┌──
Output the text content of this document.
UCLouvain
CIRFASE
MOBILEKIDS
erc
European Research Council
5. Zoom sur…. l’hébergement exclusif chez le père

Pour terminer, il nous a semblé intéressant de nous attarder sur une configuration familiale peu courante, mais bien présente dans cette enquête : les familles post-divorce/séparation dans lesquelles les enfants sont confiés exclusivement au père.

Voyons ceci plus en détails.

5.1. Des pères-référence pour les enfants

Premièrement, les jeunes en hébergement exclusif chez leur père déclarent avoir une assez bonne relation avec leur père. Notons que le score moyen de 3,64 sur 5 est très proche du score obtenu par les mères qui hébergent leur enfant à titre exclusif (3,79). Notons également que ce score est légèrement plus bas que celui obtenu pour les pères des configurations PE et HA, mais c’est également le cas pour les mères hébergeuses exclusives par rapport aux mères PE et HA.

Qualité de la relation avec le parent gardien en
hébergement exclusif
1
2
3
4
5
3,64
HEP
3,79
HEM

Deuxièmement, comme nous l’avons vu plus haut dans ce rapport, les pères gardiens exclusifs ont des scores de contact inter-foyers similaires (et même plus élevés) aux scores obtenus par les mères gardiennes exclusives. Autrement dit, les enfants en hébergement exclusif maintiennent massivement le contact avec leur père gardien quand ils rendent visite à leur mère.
└──
Brief:
Report how many lines of the data hold the string "enfants"; give only the number.

Final result:
3